- _TO BE DONE_
Write out the listing below without alteration, omitting its pictures.

· · · · ·

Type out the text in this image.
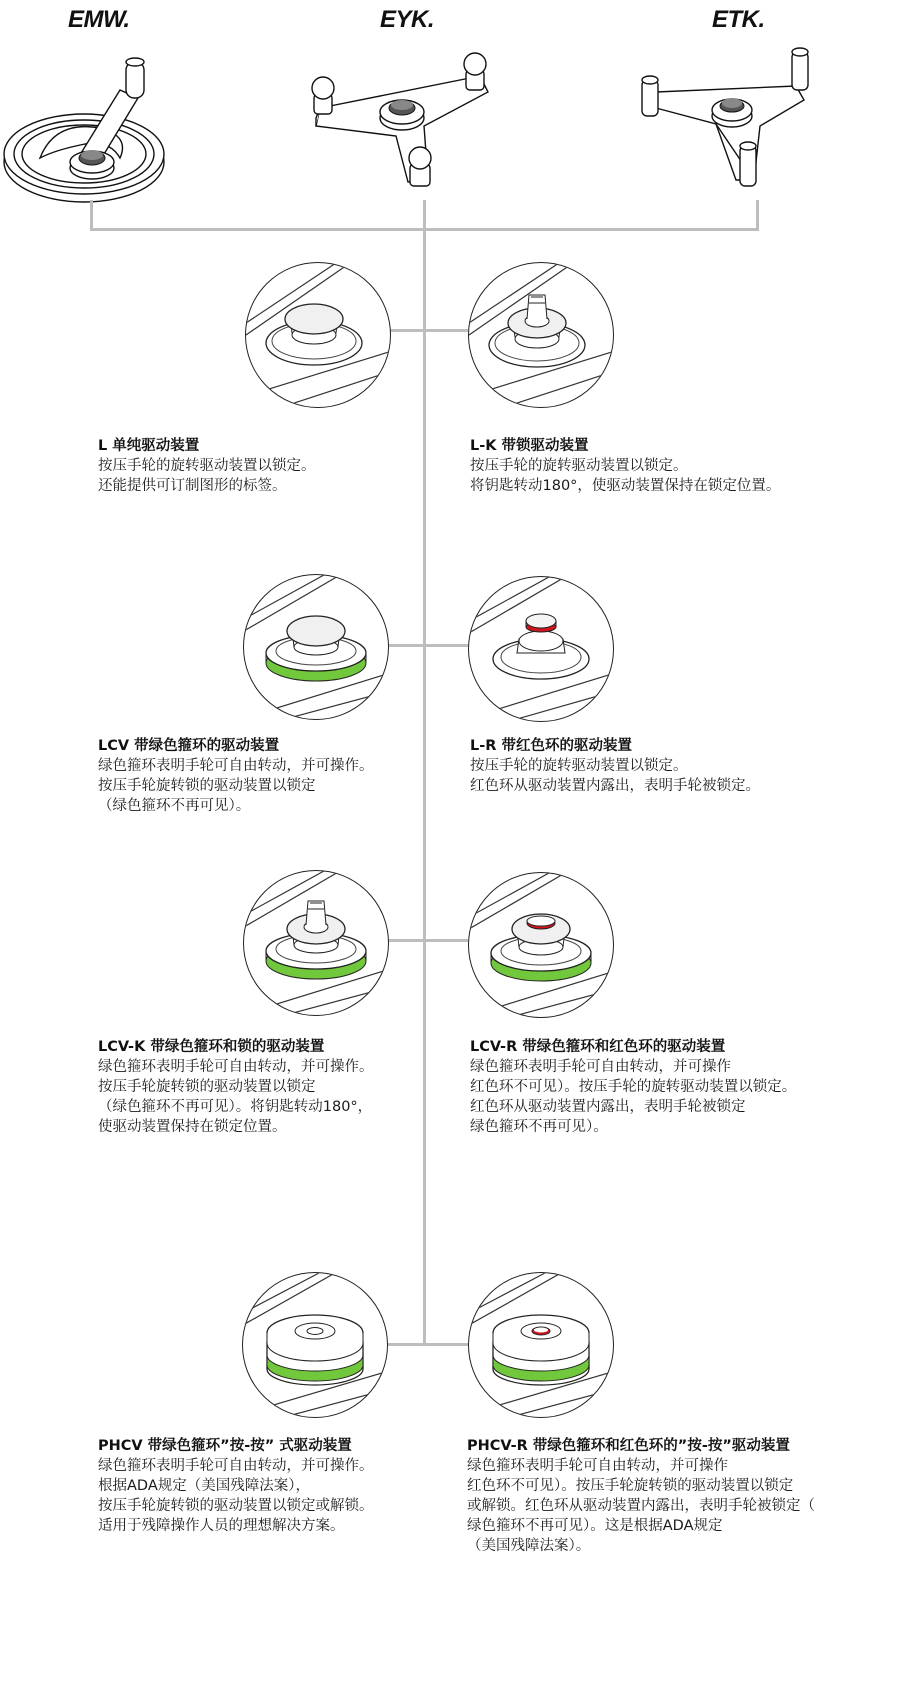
EMW.	EYK.	ETK.
L 单纯驱动装置
按压手轮的旋转驱动装置以锁定。
还能提供可订制图形的标签。
L-K 带锁驱动装置
按压手轮的旋转驱动装置以锁定。
将钥匙转动180°，使驱动装置保持在锁定位置。
LCV 带绿色箍环的驱动装置
绿色箍环表明手轮可自由转动，并可操作。
按压手轮旋转锁的驱动装置以锁定
（绿色箍环不再可见）。
L-R 带红色环的驱动装置
按压手轮的旋转驱动装置以锁定。
红色环从驱动装置内露出，表明手轮被锁定。
LCV-K 带绿色箍环和锁的驱动装置
绿色箍环表明手轮可自由转动，并可操作。
按压手轮旋转锁的驱动装置以锁定
（绿色箍环不再可见）。将钥匙转动180°，
使驱动装置保持在锁定位置。
LCV-R 带绿色箍环和红色环的驱动装置
绿色箍环表明手轮可自由转动，并可操作
红色环不可见）。按压手轮的旋转驱动装置以锁定。
红色环从驱动装置内露出，表明手轮被锁定
绿色箍环不再可见）。
PHCV 带绿色箍环”按-按” 式驱动装置
绿色箍环表明手轮可自由转动，并可操作。
根据ADA规定（美国残障法案），
按压手轮旋转锁的驱动装置以锁定或解锁。
适用于残障操作人员的理想解决方案。
PHCV-R 带绿色箍环和红色环的”按-按”驱动装置
绿色箍环表明手轮可自由转动，并可操作
红色环不可见）。按压手轮旋转锁的驱动装置以锁定
或解锁。红色环从驱动装置内露出，表明手轮被锁定（
绿色箍环不再可见）。这是根据ADA规定
（美国残障法案）。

· · · · ·

- _ANSWER TO THE PROBLEM_
Type out the text in this image.
EMW.	EYK.	ETK.
L 单纯驱动装置
按压手轮的旋转驱动装置以锁定。
还能提供可订制图形的标签。
L-K 带锁驱动装置
按压手轮的旋转驱动装置以锁定。
将钥匙转动180°，使驱动装置保持在锁定位置。
LCV 带绿色箍环的驱动装置
绿色箍环表明手轮可自由转动，并可操作。
按压手轮旋转锁的驱动装置以锁定
（绿色箍环不再可见）。
L-R 带红色环的驱动装置
按压手轮的旋转驱动装置以锁定。
红色环从驱动装置内露出，表明手轮被锁定。
LCV-K 带绿色箍环和锁的驱动装置
绿色箍环表明手轮可自由转动，并可操作。
按压手轮旋转锁的驱动装置以锁定
（绿色箍环不再可见）。将钥匙转动180°，
使驱动装置保持在锁定位置。
LCV-R 带绿色箍环和红色环的驱动装置
绿色箍环表明手轮可自由转动，并可操作
红色环不可见）。按压手轮的旋转驱动装置以锁定。
红色环从驱动装置内露出，表明手轮被锁定
绿色箍环不再可见）。
PHCV 带绿色箍环”按-按” 式驱动装置
绿色箍环表明手轮可自由转动，并可操作。
根据ADA规定（美国残障法案），
按压手轮旋转锁的驱动装置以锁定或解锁。
适用于残障操作人员的理想解决方案。
PHCV-R 带绿色箍环和红色环的”按-按”驱动装置
绿色箍环表明手轮可自由转动，并可操作
红色环不可见）。按压手轮旋转锁的驱动装置以锁定
或解锁。红色环从驱动装置内露出，表明手轮被锁定（
绿色箍环不再可见）。这是根据ADA规定
（美国残障法案）。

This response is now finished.